Write out each record again exactly as it stands.

(Saved entries)
____________
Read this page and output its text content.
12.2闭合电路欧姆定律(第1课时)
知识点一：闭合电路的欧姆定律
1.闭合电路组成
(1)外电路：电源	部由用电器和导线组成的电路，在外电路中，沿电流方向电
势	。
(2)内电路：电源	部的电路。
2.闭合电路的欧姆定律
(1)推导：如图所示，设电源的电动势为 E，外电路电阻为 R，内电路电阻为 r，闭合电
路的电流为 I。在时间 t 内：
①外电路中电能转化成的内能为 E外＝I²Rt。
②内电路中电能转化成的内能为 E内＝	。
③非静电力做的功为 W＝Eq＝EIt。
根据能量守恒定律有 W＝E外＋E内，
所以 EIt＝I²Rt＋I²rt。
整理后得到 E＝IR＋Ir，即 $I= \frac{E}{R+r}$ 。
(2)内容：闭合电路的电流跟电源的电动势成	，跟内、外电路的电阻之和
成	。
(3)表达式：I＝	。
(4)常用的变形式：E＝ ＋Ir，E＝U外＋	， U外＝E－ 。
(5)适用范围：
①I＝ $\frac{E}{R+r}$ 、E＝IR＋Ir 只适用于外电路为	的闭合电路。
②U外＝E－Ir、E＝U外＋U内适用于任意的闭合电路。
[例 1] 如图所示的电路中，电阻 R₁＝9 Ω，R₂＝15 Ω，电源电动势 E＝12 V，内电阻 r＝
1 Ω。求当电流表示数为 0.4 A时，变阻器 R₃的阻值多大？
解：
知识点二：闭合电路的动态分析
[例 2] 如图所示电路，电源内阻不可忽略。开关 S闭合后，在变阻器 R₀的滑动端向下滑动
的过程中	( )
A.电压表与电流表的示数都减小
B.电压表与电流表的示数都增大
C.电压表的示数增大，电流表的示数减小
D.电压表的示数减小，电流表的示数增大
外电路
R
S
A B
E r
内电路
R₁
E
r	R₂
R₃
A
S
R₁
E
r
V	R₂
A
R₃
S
____________
● **Worked solution**
Read this page and output its text content.
12.2闭合电路欧姆定律(第1课时)
知识点一：闭合电路的欧姆定律
1.闭合电路组成
(1)外电路：电源	部由用电器和导线组成的电路，在外电路中，沿电流方向电
势	。
(2)内电路：电源	部的电路。
2.闭合电路的欧姆定律
(1)推导：如图所示，设电源的电动势为 E，外电路电阻为 R，内电路电阻为 r，闭合电
路的电流为 I。在时间 t 内：
①外电路中电能转化成的内能为 E外＝I²Rt。
②内电路中电能转化成的内能为 E内＝	。
③非静电力做的功为 W＝Eq＝EIt。
根据能量守恒定律有 W＝E外＋E内，
所以 EIt＝I²Rt＋I²rt。
整理后得到 E＝IR＋Ir，即 $I= \frac{E}{R+r}$ 。
(2)内容：闭合电路的电流跟电源的电动势成	，跟内、外电路的电阻之和
成	。
(3)表达式：I＝	。
(4)常用的变形式：E＝ ＋Ir，E＝U外＋	， U外＝E－ 。
(5)适用范围：
①I＝ $\frac{E}{R+r}$ 、E＝IR＋Ir 只适用于外电路为	的闭合电路。
②U外＝E－Ir、E＝U外＋U内适用于任意的闭合电路。
[例 1] 如图所示的电路中，电阻 R₁＝9 Ω，R₂＝15 Ω，电源电动势 E＝12 V，内电阻 r＝
1 Ω。求当电流表示数为 0.4 A时，变阻器 R₃的阻值多大？
解：
知识点二：闭合电路的动态分析
[例 2] 如图所示电路，电源内阻不可忽略。开关 S闭合后，在变阻器 R₀的滑动端向下滑动
的过程中	( )
A.电压表与电流表的示数都减小
B.电压表与电流表的示数都增大
C.电压表的示数增大，电流表的示数减小
D.电压表的示数减小，电流表的示数增大
外电路
R
S
A B
E r
内电路
R₁
E
r	R₂
R₃
A
S
R₁
E
r
V	R₂
A
R₃
S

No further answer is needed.